[Extracted entries start]

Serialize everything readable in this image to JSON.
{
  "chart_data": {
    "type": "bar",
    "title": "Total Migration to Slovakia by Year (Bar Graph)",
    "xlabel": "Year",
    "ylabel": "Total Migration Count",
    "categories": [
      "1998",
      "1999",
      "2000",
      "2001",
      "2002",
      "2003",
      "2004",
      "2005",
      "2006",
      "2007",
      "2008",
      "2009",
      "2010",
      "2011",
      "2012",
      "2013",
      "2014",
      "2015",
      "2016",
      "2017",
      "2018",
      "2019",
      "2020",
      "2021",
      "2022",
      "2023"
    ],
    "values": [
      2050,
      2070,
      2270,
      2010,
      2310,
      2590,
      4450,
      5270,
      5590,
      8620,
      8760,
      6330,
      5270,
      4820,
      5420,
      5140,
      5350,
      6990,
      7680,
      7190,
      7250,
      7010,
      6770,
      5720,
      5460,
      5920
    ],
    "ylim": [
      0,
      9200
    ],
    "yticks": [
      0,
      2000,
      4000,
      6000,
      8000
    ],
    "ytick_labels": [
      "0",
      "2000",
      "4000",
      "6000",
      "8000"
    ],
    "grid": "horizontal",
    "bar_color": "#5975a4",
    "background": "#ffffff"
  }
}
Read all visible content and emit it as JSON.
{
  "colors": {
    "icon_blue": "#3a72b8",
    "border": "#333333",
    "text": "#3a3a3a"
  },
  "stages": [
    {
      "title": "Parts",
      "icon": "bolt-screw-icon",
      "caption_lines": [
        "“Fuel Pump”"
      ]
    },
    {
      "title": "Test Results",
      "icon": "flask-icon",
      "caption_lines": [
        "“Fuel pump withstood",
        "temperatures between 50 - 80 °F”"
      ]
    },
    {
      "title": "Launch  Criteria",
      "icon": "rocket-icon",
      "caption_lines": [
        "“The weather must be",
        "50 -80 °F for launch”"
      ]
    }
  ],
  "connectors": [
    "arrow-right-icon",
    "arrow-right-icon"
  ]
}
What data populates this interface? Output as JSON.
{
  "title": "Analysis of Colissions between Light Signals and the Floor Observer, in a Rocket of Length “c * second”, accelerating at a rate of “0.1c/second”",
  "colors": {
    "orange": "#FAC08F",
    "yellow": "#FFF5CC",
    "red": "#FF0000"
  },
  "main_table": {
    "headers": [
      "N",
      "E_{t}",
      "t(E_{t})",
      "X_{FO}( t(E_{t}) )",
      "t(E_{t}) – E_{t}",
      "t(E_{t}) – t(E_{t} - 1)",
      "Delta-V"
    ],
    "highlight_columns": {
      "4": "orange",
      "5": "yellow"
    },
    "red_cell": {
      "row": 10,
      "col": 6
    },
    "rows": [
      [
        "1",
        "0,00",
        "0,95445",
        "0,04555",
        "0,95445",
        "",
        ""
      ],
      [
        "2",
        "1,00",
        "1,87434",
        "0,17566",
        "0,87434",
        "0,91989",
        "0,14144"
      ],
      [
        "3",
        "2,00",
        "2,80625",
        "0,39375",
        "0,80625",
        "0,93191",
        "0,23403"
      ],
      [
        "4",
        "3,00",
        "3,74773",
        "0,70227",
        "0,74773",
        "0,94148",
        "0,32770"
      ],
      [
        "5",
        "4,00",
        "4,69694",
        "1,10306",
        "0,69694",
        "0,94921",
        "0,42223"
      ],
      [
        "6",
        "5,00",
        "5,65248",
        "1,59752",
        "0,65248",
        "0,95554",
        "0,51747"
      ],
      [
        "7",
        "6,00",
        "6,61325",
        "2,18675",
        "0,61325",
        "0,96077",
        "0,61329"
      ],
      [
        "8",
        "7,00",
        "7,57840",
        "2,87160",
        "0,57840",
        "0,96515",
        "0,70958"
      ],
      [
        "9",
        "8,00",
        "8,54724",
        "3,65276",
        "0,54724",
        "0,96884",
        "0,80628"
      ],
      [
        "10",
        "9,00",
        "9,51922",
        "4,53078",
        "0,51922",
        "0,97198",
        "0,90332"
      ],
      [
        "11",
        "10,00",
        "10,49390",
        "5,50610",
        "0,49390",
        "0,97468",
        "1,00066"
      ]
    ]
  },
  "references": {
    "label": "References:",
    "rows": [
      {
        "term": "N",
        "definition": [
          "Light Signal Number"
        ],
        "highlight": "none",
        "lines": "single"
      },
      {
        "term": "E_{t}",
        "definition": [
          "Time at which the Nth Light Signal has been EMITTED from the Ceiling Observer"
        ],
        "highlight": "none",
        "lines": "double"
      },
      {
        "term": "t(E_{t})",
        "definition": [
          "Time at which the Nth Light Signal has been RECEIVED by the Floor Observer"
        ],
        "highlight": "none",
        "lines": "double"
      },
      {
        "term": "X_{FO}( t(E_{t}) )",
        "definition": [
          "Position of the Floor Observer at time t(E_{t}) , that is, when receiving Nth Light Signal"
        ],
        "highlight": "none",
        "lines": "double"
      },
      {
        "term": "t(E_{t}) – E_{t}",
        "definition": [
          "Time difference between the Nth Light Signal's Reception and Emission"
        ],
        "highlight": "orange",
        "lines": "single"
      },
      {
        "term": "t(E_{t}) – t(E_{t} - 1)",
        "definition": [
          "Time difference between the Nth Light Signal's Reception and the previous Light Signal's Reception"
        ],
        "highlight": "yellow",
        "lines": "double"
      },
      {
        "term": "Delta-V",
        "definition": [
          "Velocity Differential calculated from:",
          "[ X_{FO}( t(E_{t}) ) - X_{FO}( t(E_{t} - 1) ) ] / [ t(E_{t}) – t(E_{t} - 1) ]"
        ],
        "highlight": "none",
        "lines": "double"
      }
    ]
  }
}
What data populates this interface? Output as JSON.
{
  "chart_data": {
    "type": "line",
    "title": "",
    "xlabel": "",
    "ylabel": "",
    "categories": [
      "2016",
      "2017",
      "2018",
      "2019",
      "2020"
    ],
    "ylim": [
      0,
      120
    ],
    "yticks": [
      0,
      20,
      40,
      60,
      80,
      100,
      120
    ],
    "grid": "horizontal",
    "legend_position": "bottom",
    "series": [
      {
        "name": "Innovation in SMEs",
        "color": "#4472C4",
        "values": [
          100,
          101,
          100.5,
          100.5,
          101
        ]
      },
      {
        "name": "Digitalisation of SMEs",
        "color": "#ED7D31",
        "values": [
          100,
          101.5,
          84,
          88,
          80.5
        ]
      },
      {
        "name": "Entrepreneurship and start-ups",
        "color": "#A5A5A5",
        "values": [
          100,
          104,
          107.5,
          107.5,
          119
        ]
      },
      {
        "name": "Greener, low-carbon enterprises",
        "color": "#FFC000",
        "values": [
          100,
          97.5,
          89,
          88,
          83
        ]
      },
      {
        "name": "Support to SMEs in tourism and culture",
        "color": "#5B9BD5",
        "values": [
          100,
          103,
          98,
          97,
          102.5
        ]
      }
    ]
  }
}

[Extracted entries end]

* Stated exercise *
Check every line of the data above for the string "from", and copy those that have it.

* Result of this exercise *
          "Time at which the Nth Light Signal has been EMITTED from the Ceiling Observer"
          "Velocity Differential calculated from:",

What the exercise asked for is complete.